# [Exercises to complete]
1. In the appeal excerpt, in which county was the judgment of the Supreme Court entered?
2. State whether each statement agrees with the appeal excerpt, answering yes or no and quoting the deciding words: (a) The case was tried before a jury. (b) Fred DuMond appeared in the action. (c) James P. Hill represented the respondent.
3. Reproduce the appeal excerpt from "Neish & Neish" up to and including "1914, chap. 507.)", swapping "store" for "shop".

# [Selected passage]
--------------------------------

The claim by the plaintiff that an inference that the mother purchased the goods and equipment may be drawn from the fact that she purchased goods for herself and so mingled them with those in the store at the time she took possession that it is impossible to separate them, is not supported by the facts, since it appears that the goods and fixtures left in the store when the mother took possession can be identified.
An alleged chattel mortgage, purporting to have been given by the son to the mother after the transaction in question and upon the goods in the store to secure the mother for money loaned to the son, does not amount to a confirmation of the alleged oral contract of sale to the mother, since it is not a legal chattel mortgage, and furthermore, if the son had transferred his property to his mother, he could not give a mortgage on it, and the instrument, therefore, is not only invalid but is useless in support of the contention that the son sold the stock and fixtures to the mother.
Appeal by the defendants, Ezra DuMond and another, from a judgment of the Supreme Court in favor of the plaintiff, entered in the office of the clerk of the county of Chenango on the 7th day of August, 1923, upon the decision of the court rendered after a trial before the court without a jury.
Neish & Neish and John G, More [Alexander Neish of counsel], ■for the appellants,
James P. Hill, for the respondent.
[MAJORITY — Van Kirk, J.:]
Van Kirk, J.:
The complaint stated a cause of action against Fred DuMond for goods sold and delivered to him by the plaintiff, the balance unpaid being $590.24; and further alleged that, in August, 1922, Fred DuMond sold and transferred to Ezra and Carrie DuMond in bulk the goods and fixtures in his store; and demanded a judgment against the present defendants under the Bulk Sales Act. (See Pers. Prop, Law, § 44, as amd. by Laws of 1914, chap. 507.)
The action was originally brought against Fred DuMond and the present defendants. Fred did not appear; the action was severed and judgment by default taken against him for the sum of $590.24.

--------------------------------

# [Material]
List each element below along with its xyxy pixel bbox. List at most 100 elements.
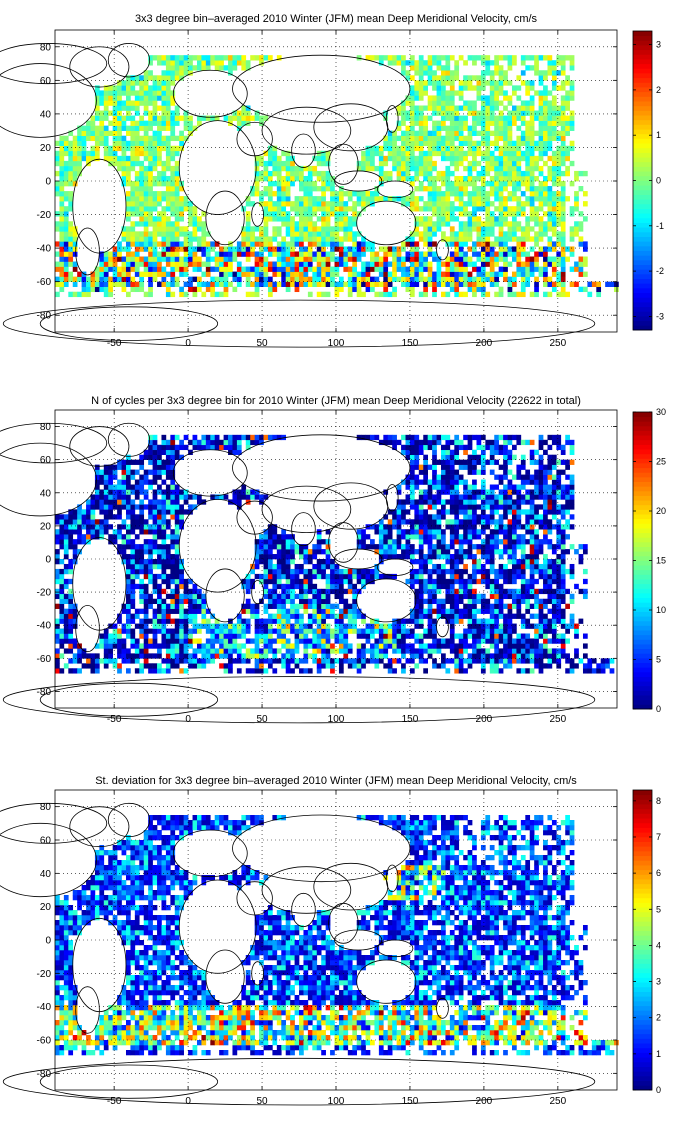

--------------------------------

# [Results of the tasks]
1. Chenango

2.
(a) No: "after a trial before the court without a jury."
(b) No: "Fred did not appear"
(c) Yes: "James P. Hill, for the respondent."

3.
Neish & Neish and John G, More [Alexander Neish of counsel], ■for the appellants,
James P. Hill, for the respondent.
[MAJORITY — Van Kirk, J.:]
Van Kirk, J.:
The complaint stated a cause of action against Fred DuMond for goods sold and delivered to him by the plaintiff, the balance unpaid being $590.24; and further alleged that, in August, 1922, Fred DuMond sold and transferred to Ezra and Carrie DuMond in bulk the goods and fixtures in his shop; and demanded a judgment against the present defendants under the Bulk Sales Act. (See Pers. Prop, Law, § 44, as amd. by Laws of 1914, chap. 507.)